### Problem description
How many lines in the listing below include the word "QuickSave"? Answer with the number and nothing else.
#### Provided material
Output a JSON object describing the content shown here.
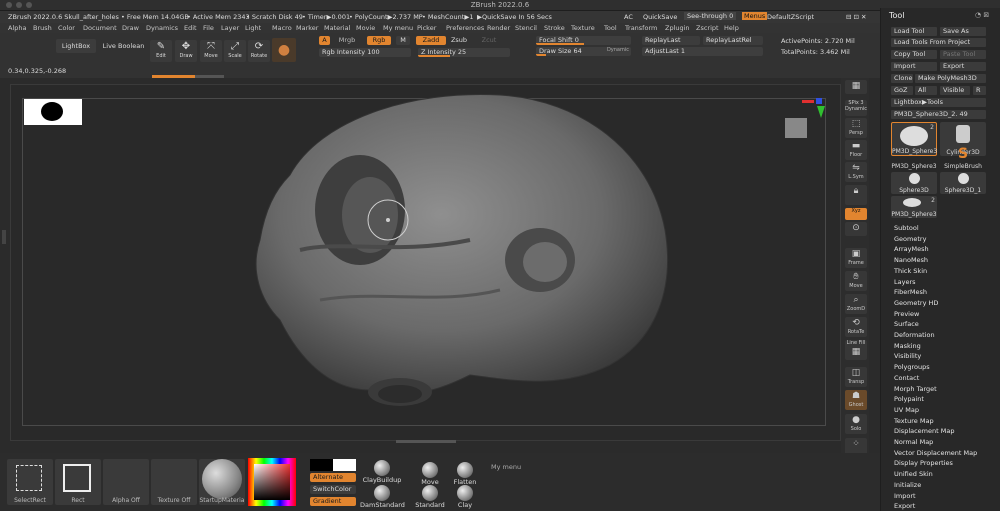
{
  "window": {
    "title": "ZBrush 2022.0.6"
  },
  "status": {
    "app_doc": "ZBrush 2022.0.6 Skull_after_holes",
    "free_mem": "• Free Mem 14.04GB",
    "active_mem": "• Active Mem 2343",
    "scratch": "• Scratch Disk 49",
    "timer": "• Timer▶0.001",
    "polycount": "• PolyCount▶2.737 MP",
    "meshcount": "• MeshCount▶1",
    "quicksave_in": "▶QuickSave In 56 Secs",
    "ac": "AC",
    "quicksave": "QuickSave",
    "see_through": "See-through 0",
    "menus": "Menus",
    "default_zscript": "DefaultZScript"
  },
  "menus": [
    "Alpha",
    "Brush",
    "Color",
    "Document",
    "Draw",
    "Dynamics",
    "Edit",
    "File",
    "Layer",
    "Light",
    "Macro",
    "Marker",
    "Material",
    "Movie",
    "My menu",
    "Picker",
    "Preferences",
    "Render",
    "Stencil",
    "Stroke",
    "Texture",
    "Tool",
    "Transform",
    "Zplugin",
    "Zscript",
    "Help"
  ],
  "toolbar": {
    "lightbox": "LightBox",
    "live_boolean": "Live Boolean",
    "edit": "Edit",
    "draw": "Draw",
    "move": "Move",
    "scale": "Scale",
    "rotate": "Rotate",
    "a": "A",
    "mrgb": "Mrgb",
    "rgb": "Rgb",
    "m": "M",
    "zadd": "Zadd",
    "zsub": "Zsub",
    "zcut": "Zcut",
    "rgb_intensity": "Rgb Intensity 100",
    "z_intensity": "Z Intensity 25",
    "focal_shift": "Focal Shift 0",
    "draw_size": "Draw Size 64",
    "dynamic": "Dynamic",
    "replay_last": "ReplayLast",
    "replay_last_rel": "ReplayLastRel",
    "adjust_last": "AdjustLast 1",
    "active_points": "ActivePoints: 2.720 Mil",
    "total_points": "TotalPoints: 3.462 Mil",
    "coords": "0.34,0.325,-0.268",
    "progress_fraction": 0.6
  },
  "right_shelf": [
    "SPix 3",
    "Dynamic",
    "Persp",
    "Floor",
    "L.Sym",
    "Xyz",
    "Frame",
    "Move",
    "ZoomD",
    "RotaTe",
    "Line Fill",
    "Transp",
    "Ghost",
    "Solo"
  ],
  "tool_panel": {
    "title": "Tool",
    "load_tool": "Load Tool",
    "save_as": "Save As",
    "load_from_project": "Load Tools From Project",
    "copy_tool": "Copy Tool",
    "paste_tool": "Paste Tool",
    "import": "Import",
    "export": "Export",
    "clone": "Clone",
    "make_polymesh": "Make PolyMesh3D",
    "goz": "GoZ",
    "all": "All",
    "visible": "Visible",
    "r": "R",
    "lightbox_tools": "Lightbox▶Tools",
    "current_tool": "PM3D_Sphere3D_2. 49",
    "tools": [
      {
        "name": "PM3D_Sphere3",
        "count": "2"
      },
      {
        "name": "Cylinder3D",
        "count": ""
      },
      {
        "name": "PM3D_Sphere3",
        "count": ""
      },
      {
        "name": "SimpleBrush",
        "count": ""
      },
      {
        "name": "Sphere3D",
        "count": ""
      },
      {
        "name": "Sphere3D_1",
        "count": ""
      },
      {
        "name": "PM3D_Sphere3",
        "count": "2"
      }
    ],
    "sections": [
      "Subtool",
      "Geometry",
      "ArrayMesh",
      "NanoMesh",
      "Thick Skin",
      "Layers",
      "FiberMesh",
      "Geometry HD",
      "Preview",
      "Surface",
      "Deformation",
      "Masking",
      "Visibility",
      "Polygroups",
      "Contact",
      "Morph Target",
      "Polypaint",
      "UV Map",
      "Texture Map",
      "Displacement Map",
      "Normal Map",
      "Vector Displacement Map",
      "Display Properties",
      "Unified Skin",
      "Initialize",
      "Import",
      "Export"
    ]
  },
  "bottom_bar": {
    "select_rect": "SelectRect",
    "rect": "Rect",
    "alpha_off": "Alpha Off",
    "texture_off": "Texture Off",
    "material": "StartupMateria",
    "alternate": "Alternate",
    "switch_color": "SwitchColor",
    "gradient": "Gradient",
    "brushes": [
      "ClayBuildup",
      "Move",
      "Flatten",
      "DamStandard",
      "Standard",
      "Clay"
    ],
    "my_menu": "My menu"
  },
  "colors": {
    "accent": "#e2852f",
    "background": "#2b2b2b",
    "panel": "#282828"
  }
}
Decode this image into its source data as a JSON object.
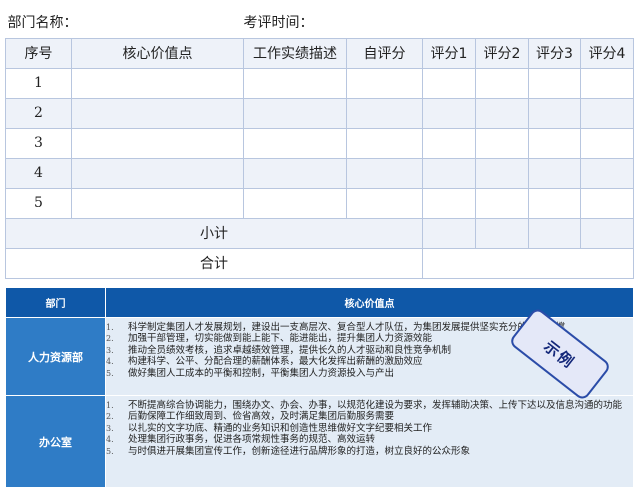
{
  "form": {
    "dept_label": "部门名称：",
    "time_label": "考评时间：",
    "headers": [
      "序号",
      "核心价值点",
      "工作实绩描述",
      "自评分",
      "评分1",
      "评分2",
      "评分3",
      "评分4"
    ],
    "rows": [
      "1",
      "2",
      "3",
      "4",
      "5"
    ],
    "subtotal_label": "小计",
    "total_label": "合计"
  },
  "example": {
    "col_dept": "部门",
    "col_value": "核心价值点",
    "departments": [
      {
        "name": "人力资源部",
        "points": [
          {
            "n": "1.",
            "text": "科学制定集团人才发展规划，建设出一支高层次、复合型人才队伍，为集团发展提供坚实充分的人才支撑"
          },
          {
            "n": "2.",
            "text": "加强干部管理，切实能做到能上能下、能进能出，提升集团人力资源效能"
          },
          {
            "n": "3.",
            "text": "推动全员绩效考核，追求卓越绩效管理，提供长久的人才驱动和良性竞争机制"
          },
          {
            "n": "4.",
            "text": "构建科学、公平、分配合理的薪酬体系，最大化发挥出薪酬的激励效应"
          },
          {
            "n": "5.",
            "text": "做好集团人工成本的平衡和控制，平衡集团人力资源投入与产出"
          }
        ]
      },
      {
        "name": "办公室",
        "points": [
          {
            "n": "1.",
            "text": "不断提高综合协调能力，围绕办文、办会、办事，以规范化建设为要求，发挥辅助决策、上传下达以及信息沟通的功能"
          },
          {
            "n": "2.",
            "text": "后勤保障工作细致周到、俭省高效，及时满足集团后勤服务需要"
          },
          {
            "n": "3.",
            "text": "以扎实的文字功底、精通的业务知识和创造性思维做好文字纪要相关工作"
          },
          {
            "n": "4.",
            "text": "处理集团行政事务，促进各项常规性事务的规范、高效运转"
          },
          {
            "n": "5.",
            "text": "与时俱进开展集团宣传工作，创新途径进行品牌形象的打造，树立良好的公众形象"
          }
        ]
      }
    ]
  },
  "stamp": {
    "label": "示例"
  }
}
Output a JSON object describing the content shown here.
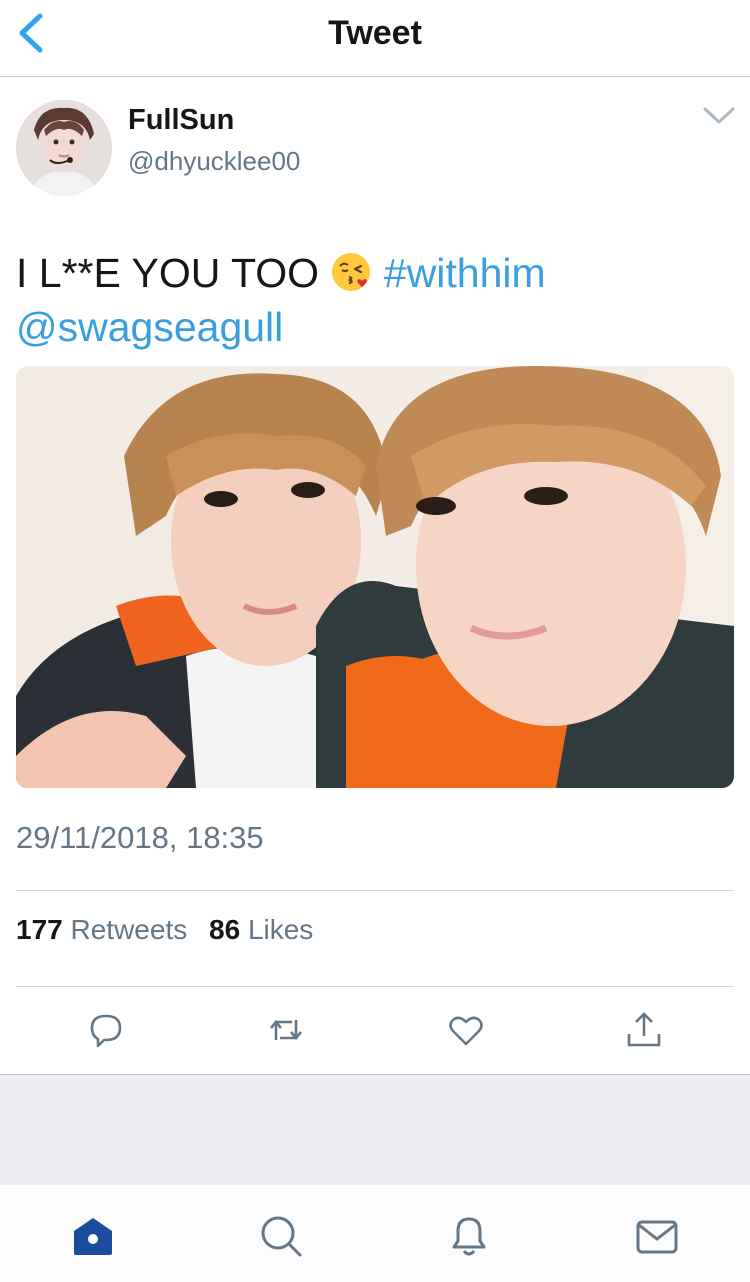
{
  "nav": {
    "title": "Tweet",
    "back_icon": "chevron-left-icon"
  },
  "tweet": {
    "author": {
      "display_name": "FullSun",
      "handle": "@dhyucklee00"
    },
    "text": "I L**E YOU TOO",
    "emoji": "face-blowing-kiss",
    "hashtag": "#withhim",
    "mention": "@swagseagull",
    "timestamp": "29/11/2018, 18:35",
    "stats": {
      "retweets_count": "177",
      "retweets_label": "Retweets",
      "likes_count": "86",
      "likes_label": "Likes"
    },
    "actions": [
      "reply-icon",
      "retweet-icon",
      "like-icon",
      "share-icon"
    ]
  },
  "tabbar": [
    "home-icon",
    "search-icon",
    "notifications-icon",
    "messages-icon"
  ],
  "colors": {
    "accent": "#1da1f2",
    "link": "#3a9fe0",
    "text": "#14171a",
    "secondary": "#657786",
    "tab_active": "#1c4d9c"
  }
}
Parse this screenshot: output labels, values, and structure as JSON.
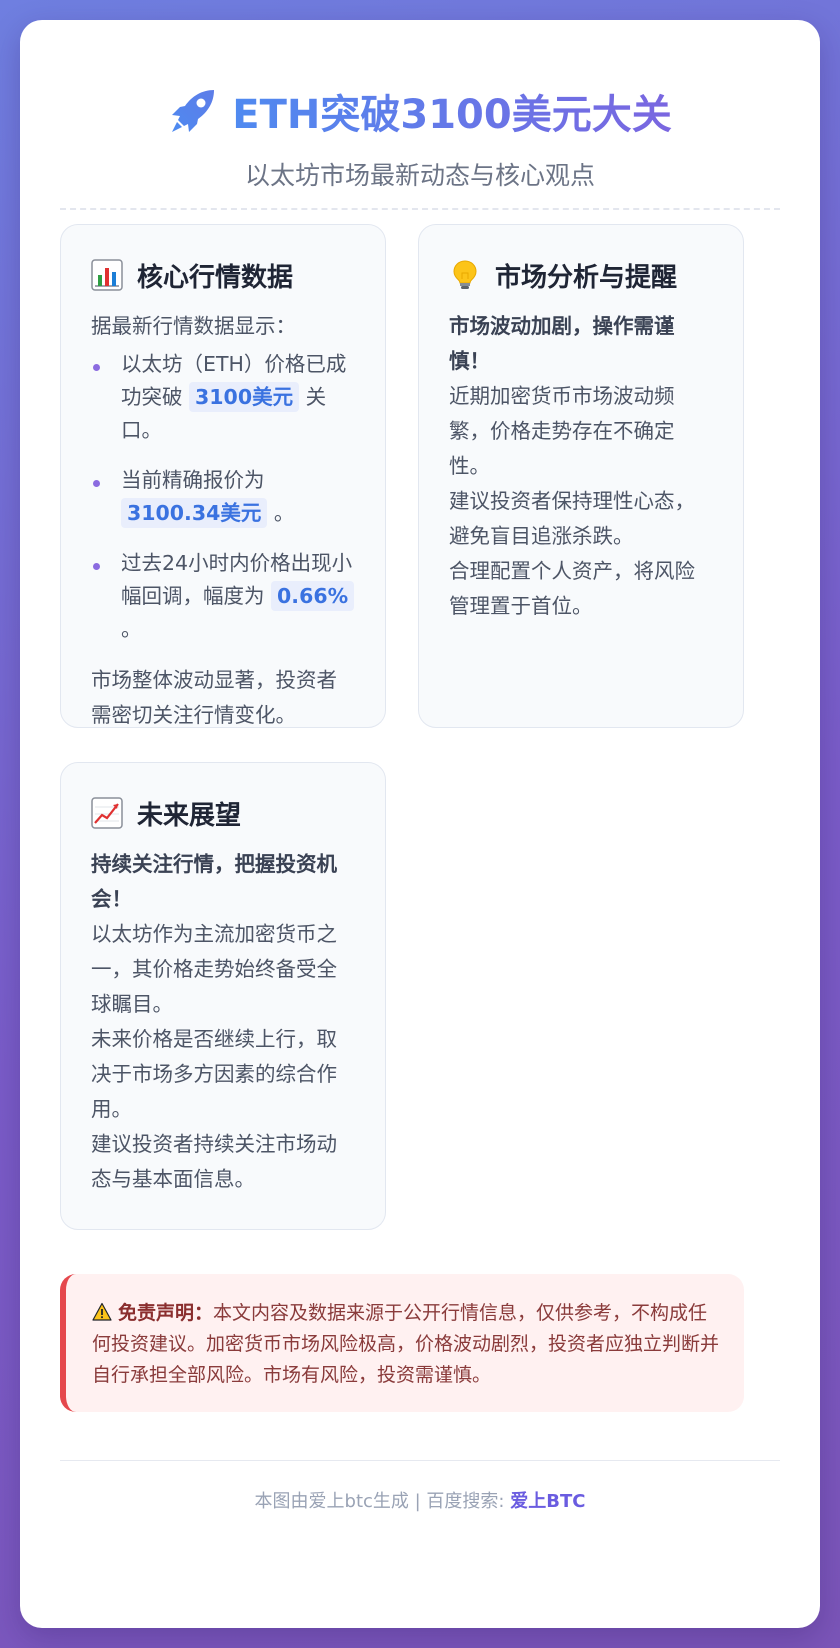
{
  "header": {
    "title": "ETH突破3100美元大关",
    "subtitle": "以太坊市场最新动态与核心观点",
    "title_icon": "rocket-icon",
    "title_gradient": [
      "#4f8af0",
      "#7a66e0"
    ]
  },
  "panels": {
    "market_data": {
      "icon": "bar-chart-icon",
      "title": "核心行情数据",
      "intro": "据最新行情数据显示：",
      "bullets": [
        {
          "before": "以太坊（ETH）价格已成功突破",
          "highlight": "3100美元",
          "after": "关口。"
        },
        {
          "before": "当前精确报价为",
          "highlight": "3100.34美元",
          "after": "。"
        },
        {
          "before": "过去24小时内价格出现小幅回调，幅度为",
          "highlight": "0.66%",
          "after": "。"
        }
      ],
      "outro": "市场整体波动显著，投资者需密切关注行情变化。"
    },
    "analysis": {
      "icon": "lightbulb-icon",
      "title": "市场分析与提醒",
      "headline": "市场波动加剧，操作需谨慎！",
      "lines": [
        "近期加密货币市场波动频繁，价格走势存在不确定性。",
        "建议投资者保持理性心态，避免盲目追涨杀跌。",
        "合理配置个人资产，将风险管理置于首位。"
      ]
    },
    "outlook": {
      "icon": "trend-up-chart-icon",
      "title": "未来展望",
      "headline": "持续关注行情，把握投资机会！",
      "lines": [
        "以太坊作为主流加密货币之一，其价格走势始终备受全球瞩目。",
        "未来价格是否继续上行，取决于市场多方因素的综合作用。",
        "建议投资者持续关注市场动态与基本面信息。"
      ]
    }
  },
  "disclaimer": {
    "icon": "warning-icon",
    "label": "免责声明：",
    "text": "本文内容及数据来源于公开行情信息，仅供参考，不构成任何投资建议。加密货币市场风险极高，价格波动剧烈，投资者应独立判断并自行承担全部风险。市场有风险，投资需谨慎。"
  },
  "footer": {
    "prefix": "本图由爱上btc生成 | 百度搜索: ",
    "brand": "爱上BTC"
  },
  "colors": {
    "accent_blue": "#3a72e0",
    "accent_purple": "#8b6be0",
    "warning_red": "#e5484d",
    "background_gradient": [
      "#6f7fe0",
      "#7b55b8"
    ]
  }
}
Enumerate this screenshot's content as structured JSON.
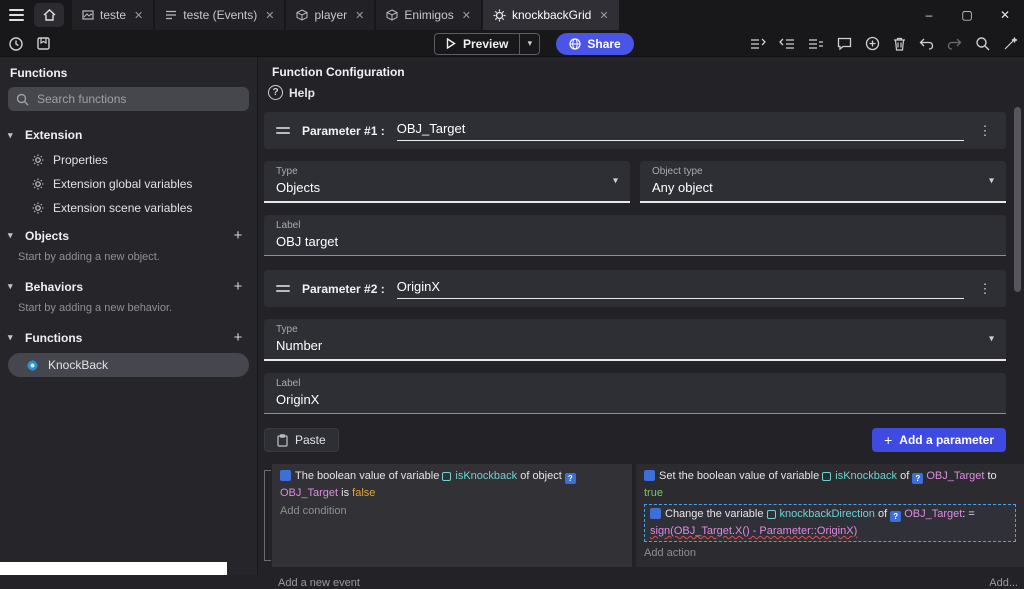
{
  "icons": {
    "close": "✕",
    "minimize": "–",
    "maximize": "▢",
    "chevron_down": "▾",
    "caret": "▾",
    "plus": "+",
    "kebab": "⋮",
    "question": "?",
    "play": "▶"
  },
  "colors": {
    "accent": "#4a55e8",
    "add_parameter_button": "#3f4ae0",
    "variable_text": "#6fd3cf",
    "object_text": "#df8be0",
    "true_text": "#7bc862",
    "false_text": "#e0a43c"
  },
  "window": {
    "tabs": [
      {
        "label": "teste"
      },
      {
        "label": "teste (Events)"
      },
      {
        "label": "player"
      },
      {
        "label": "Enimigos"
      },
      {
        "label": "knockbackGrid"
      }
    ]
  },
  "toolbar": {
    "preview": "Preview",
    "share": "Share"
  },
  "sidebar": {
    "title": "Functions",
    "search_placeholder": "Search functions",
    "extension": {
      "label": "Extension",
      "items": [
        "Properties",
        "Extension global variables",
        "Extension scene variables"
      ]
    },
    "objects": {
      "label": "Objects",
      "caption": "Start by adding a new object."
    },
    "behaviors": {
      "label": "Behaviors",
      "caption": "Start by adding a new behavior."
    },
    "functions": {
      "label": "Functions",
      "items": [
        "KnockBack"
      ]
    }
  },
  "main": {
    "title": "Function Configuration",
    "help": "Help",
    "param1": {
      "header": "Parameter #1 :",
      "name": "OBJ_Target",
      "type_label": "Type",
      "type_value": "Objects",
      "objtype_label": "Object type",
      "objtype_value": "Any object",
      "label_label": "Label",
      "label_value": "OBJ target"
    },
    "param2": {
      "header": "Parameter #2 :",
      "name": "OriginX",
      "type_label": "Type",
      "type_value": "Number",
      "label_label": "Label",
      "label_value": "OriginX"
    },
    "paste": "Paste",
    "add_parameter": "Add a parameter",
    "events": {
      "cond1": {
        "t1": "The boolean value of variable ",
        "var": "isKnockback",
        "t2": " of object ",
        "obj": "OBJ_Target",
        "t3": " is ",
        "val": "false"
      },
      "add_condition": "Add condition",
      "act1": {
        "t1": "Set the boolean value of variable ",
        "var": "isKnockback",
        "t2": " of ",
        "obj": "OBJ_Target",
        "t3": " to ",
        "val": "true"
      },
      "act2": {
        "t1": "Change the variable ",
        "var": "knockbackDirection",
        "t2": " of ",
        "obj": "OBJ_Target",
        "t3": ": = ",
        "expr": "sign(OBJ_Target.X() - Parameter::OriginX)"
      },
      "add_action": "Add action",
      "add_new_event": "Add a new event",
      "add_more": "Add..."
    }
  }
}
########
### Worked solution
2